**EXERCISE OBJECTIVE:** Find every line in the records that holds the string "measurement". Copy each one.

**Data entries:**
_ _ _

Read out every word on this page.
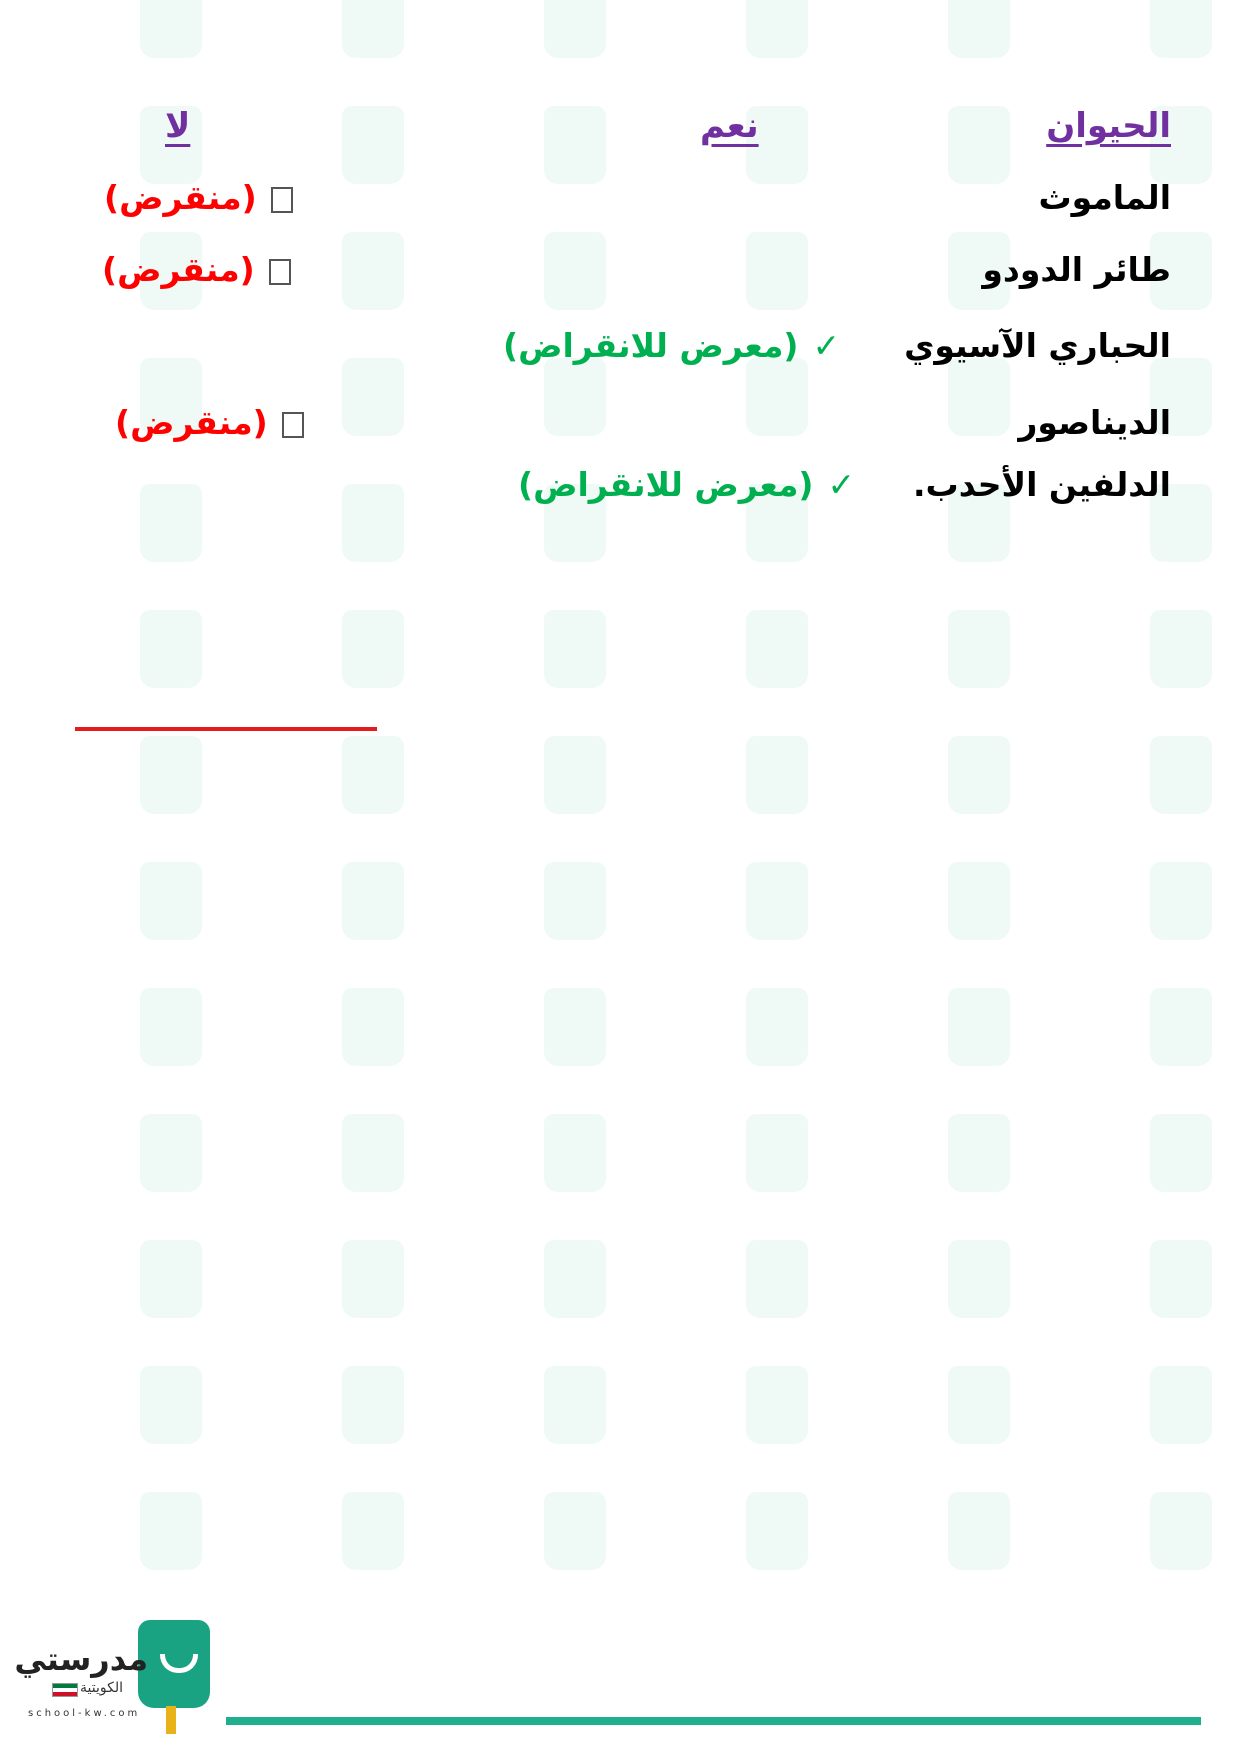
الحيوان
نعم
لا
الماموث
(منقرض)
طائر الدودو
(منقرض)
الحباري الآسيوي
✓(معرض للانقراض)
الديناصور
(منقرض)
الدلفين الأحدب.
✓(معرض للانقراض)
مدرستي
الكويتية
school-kw.com
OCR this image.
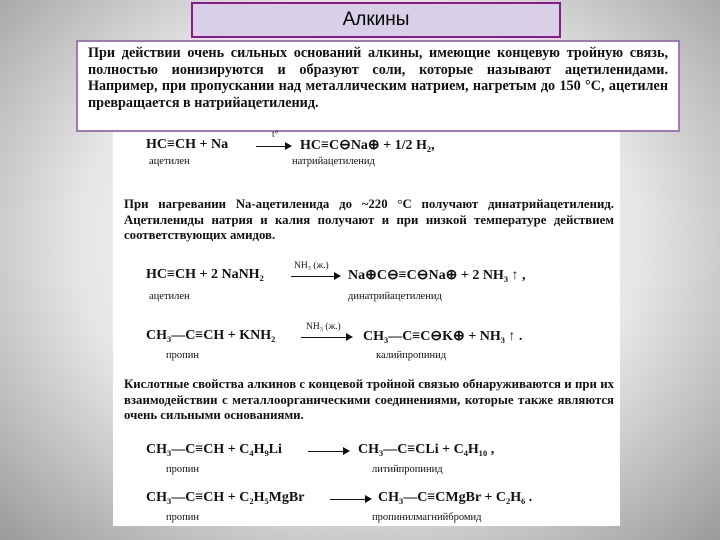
Алкины
При действии очень сильных оснований алкины, имеющие концевую тройную связь, полностью ионизируются и образуют соли, которые называют ацетиленидами. Например, при пропускании над металлическим натрием, нагретым до 150 °С, ацетилен превращается в натрийацетиленид.
HC≡CH + Na
t°
HC≡C⊖Na⊕ + 1/2 H₂,
ацетилен	натрийацетиленид
При нагревании Na-ацетиленида до ~220 °С получают динатрийацетиленид. Ацетилениды натрия и калия получают и при низкой температуре действием соответствующих амидов.
HC≡CH + 2 NaNH₂
NH₃ (ж.)
Na⊕C⊖≡C⊖Na⊕ + 2 NH₃ ↑ ,
ацетилен	динатрийацетиленид
CH₃—C≡CH + KNH₂
NH₃ (ж.)
CH₃—C≡C⊖K⊕ + NH₃ ↑ .
пропин	калийпропинид
Кислотные свойства алкинов с концевой тройной связью обнаруживаются и при их взаимодействии с металлоорганическими соединениями, которые также являются очень сильными основаниями.
CH₃—C≡CH + C₄H₉Li	CH₃—C≡CLi + C₄H₁₀ ,
пропин	литийпропинид
CH₃—C≡CH + C₂H₅MgBr	CH₃—C≡CMgBr + C₂H₆ .
пропин	пропинилмагнийбромид
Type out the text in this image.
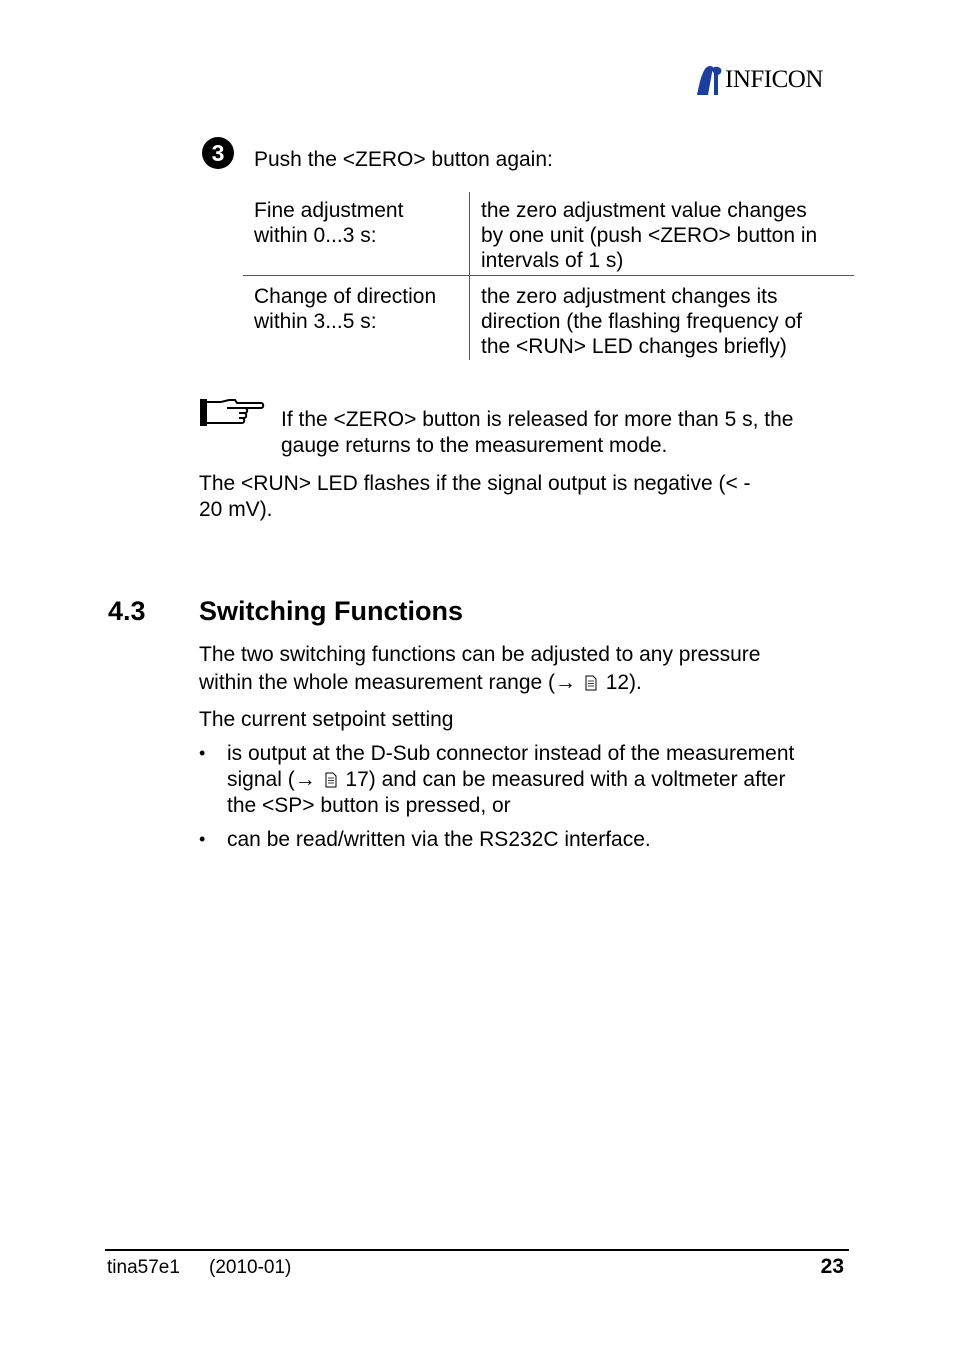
INFICON
3	Push the <ZERO> button again:
Fine adjustment
within 0...3 s:
the zero adjustment value changes
by one unit (push <ZERO> button in
intervals of 1 s)
Change of direction
within 3...5 s:
the zero adjustment changes its
direction (the flashing frequency of
the <RUN> LED changes briefly)
If the <ZERO> button is released for more than 5 s, the
gauge returns to the measurement mode.
The <RUN> LED flashes if the signal output is negative (< -
20 mV).
4.3 Switching Functions
The two switching functions can be adjusted to any pressure
within the whole measurement range (→ 12).
The current setpoint setting
• is output at the D-Sub connector instead of the measurement
signal (→ 17) and can be measured with a voltmeter after
the <SP> button is pressed, or
• can be read/written via the RS232C interface.
tina57e1 (2010-01)	23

_ _ _

**ANSWER FOR THIS EXERCISE:**
gauge returns to the measurement mode.
within the whole measurement range (→ 12).
• is output at the D-Sub connector instead of the measurement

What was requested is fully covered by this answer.